Annotated element listings:

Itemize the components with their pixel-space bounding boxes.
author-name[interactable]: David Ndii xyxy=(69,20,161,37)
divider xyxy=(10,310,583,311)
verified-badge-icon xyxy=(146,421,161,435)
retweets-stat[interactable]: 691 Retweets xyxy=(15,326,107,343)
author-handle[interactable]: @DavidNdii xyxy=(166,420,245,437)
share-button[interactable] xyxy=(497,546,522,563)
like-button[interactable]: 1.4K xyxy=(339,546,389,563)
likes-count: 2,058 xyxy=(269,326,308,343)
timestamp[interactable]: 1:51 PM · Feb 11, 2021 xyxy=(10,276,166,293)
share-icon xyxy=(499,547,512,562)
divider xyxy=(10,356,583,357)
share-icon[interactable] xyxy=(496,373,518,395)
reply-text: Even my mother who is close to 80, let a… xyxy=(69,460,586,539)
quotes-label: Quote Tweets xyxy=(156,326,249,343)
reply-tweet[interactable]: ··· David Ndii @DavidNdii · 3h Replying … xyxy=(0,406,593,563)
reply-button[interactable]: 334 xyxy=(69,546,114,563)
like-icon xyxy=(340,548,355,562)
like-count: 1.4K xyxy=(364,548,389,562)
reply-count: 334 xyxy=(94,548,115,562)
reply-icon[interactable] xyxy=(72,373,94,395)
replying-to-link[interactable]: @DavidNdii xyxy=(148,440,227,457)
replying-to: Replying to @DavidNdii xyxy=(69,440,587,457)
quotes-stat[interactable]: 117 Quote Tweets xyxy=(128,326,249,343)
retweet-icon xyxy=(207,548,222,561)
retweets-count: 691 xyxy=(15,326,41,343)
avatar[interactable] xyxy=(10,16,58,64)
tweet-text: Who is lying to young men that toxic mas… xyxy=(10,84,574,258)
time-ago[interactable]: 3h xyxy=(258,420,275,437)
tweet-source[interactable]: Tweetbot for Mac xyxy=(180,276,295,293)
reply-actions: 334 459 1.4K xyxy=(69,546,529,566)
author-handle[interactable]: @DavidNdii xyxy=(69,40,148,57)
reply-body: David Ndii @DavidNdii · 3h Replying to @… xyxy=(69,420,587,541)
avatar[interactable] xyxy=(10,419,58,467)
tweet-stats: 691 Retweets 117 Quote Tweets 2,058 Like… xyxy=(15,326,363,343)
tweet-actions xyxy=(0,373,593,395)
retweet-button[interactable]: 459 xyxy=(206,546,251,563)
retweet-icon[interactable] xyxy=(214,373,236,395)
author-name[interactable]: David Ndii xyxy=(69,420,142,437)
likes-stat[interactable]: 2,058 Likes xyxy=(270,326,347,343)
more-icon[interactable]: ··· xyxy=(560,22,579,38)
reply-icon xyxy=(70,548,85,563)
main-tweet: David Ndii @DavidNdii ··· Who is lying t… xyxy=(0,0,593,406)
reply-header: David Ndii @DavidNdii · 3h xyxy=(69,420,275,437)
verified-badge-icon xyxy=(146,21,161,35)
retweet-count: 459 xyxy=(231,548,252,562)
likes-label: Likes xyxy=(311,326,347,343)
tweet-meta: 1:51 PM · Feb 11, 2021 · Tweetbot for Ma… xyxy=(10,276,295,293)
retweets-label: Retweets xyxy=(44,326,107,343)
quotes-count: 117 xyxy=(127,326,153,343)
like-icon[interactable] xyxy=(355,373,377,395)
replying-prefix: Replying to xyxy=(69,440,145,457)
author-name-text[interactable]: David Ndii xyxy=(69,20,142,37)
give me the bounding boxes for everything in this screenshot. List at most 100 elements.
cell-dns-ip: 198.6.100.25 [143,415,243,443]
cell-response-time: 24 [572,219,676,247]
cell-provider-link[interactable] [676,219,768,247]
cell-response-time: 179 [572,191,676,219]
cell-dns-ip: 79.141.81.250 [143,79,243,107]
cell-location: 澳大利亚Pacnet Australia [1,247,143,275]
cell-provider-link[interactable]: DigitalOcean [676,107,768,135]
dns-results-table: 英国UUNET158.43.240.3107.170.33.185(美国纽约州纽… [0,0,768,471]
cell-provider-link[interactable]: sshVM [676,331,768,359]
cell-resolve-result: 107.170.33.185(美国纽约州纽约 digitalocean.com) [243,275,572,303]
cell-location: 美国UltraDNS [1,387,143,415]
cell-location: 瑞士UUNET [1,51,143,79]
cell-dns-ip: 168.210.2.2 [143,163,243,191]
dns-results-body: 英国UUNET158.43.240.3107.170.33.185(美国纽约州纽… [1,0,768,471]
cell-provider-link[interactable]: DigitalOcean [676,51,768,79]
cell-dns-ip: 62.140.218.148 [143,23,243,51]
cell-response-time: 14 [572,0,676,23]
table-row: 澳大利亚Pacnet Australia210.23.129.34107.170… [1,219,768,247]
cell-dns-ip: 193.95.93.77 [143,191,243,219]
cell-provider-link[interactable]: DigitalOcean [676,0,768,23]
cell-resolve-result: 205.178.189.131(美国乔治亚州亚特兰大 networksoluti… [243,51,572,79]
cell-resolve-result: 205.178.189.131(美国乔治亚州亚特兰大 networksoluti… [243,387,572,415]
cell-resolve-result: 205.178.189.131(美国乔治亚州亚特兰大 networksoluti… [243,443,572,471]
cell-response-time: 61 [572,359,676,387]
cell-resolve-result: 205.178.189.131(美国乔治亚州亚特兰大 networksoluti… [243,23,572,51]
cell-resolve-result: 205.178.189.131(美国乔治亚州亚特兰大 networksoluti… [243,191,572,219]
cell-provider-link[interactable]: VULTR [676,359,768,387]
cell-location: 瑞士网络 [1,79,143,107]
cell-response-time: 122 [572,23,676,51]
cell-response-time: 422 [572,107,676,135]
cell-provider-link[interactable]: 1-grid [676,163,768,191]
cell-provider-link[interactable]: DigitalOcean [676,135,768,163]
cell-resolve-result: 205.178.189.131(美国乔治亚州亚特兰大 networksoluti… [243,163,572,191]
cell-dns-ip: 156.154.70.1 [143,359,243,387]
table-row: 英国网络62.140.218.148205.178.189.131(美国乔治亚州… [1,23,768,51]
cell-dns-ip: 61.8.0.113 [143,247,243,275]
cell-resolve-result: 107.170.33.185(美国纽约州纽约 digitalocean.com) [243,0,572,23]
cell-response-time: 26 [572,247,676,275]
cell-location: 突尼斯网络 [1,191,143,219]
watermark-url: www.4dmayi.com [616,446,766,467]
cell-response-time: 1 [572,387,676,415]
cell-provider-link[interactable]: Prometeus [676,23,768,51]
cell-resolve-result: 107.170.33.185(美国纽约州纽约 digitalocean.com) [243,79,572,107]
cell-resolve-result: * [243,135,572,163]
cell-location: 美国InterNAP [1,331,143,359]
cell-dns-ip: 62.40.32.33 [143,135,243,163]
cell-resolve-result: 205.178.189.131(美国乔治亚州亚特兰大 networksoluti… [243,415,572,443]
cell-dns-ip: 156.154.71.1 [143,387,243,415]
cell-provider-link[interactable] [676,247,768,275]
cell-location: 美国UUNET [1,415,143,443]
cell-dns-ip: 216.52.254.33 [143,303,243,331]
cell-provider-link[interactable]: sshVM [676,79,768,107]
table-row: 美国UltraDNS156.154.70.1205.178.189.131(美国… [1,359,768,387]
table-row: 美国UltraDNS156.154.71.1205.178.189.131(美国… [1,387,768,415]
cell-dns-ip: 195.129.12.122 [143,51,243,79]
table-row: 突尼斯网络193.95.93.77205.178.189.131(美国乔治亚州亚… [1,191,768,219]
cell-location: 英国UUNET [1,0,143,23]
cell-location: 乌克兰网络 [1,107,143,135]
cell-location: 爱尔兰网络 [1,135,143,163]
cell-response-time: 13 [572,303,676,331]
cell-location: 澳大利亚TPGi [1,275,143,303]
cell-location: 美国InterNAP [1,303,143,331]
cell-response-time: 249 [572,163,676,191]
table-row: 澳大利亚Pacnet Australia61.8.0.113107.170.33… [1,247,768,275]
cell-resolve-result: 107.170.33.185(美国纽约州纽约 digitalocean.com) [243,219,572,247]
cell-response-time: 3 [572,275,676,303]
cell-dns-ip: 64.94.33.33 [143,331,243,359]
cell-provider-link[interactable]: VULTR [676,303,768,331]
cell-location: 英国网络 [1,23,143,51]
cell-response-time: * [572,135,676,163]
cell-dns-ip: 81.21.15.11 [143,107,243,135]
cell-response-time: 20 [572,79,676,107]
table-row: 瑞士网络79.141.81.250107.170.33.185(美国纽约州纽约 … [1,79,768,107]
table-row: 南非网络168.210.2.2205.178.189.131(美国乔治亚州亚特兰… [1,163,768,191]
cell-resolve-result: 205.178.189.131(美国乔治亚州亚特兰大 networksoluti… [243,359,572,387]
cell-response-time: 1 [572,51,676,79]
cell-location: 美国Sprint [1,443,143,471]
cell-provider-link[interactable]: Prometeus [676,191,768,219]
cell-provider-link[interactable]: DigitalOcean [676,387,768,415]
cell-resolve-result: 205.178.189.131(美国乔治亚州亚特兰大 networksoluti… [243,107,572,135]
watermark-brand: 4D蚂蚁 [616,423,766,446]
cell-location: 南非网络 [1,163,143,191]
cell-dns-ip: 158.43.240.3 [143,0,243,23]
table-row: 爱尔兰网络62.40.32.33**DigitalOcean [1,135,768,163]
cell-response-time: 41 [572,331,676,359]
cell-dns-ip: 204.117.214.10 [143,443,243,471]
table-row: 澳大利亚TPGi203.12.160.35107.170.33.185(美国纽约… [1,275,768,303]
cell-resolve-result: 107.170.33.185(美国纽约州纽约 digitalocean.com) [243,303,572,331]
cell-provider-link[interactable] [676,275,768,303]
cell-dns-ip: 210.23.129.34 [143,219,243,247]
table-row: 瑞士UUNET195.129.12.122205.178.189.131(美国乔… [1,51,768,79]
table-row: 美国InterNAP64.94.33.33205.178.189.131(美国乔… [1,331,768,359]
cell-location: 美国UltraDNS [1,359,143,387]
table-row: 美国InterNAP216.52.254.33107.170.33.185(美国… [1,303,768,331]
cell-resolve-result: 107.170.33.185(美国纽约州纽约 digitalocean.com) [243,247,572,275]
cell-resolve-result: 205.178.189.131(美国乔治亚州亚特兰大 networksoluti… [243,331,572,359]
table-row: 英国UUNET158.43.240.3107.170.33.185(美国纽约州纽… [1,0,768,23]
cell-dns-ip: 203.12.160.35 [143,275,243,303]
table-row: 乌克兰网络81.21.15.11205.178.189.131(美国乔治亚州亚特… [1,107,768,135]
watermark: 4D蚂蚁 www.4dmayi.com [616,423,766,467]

__YOUR TASK__.
Give the stretch from the start of the lines through the line containing "like-button[interactable]: 1.4K xyxy=(339,546,389,563)" as a JSON list of strings, one string per line, leaving out blank lines.

__ANSWER TO THE EXERCISE__.
[
  "Itemize the components with their pixel-space bounding boxes.",
  "author-name[interactable]: David Ndii xyxy=(69,20,161,37)",
  "divider xyxy=(10,310,583,311)",
  "verified-badge-icon xyxy=(146,421,161,435)",
  "retweets-stat[interactable]: 691 Retweets xyxy=(15,326,107,343)",
  "author-handle[interactable]: @DavidNdii xyxy=(166,420,245,437)",
  "share-button[interactable] xyxy=(497,546,522,563)",
  "like-button[interactable]: 1.4K xyxy=(339,546,389,563)"
]